#### [Objective]
Go through the material below and copy each line where the word "рекламы" appears.

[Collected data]
***

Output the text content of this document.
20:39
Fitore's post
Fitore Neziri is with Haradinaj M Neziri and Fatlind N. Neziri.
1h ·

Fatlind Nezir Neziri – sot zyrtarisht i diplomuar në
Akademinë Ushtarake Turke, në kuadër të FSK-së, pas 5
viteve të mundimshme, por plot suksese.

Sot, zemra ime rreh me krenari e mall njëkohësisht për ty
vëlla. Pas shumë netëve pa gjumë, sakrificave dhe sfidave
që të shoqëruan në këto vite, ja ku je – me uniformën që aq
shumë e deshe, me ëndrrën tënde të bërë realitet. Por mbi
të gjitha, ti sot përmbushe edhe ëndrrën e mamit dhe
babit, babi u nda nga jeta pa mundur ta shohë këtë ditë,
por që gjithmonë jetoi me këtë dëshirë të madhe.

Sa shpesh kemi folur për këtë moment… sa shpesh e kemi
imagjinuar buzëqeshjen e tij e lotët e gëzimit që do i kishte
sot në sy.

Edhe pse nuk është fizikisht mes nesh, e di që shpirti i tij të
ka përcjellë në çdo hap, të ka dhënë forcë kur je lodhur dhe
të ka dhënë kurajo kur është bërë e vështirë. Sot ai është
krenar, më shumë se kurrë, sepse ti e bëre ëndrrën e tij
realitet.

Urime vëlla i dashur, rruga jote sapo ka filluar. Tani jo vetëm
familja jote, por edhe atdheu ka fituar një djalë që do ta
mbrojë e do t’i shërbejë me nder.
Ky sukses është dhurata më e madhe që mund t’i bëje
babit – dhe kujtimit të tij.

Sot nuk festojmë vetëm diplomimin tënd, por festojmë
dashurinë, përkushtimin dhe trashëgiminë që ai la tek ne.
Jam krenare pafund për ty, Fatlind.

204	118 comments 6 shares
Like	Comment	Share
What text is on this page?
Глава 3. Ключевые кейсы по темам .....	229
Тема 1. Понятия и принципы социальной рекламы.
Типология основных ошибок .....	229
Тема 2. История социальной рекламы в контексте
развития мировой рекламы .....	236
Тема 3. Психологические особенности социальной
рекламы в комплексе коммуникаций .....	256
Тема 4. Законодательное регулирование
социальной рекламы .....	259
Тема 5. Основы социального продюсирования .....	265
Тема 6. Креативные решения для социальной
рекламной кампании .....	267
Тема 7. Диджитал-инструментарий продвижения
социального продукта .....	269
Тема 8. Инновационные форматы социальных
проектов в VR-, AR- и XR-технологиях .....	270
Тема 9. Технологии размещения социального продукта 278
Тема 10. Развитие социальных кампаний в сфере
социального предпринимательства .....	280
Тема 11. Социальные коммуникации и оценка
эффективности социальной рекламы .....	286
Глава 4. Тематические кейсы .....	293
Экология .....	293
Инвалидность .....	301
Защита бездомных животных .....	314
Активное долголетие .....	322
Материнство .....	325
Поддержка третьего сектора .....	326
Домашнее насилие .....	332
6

***

#### [Written solution]
Тема 1. Понятия и принципы социальной рекламы.
Тема 2. История социальной рекламы в контексте
развития мировой рекламы .....	236
рекламы в комплексе коммуникаций .....	256
социальной рекламы .....	259
эффективности социальной рекламы .....	286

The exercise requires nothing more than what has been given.